STORED ROWS =
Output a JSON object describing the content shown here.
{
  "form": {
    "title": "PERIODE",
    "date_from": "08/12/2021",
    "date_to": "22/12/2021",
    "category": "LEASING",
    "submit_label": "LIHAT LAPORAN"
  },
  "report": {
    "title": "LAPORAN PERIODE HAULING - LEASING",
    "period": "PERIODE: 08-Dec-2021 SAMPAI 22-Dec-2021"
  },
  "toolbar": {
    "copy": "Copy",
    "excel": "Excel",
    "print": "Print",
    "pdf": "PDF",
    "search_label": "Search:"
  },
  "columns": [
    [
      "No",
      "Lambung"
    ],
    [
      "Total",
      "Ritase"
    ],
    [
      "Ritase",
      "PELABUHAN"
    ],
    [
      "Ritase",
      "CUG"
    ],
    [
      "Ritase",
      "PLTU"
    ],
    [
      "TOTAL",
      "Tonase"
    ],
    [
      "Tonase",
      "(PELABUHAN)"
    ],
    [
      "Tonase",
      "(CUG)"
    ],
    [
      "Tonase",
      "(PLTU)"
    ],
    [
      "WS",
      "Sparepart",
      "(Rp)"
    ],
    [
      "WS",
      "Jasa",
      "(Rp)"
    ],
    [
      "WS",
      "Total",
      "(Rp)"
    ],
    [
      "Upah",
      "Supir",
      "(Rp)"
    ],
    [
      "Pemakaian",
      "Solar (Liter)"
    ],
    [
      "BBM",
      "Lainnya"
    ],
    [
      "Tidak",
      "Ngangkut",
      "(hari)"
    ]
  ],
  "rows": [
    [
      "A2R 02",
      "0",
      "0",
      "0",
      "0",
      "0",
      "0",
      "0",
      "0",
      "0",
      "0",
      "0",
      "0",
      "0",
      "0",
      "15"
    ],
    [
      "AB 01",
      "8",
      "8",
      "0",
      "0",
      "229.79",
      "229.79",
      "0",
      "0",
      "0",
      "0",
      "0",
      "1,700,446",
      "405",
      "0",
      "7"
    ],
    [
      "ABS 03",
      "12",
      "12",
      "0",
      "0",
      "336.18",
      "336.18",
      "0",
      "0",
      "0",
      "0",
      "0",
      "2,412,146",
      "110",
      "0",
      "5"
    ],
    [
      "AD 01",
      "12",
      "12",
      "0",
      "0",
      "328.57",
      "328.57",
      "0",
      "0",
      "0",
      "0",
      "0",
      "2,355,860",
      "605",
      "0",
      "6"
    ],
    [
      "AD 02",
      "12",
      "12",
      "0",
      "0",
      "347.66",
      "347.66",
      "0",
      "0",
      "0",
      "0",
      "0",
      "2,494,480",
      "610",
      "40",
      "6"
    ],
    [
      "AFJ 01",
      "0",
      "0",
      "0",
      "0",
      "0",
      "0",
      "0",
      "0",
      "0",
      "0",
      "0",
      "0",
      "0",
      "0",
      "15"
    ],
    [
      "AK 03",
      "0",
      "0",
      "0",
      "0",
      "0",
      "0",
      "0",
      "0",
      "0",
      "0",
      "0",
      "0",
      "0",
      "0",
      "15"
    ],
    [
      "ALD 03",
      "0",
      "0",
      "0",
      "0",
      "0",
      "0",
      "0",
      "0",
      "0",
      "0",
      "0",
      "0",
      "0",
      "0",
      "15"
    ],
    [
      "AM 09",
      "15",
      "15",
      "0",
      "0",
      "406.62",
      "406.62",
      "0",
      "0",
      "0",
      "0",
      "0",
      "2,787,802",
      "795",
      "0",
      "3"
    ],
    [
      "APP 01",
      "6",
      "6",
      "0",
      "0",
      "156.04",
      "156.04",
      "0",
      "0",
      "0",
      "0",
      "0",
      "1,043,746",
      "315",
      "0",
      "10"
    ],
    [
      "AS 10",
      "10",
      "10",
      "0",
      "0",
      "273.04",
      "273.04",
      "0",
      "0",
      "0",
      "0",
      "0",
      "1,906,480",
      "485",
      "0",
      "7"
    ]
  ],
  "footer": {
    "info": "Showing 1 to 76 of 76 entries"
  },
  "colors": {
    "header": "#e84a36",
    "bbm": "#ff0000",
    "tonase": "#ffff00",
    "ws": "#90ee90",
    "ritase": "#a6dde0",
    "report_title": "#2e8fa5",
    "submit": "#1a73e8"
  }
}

EXERCISE REQUIREMENTS = Read the data above and pull out each line that holds the string "LEASING".

RIGHT ANSWER =
    "category": "LEASING",
    "title": "LAPORAN PERIODE HAULING - LEASING",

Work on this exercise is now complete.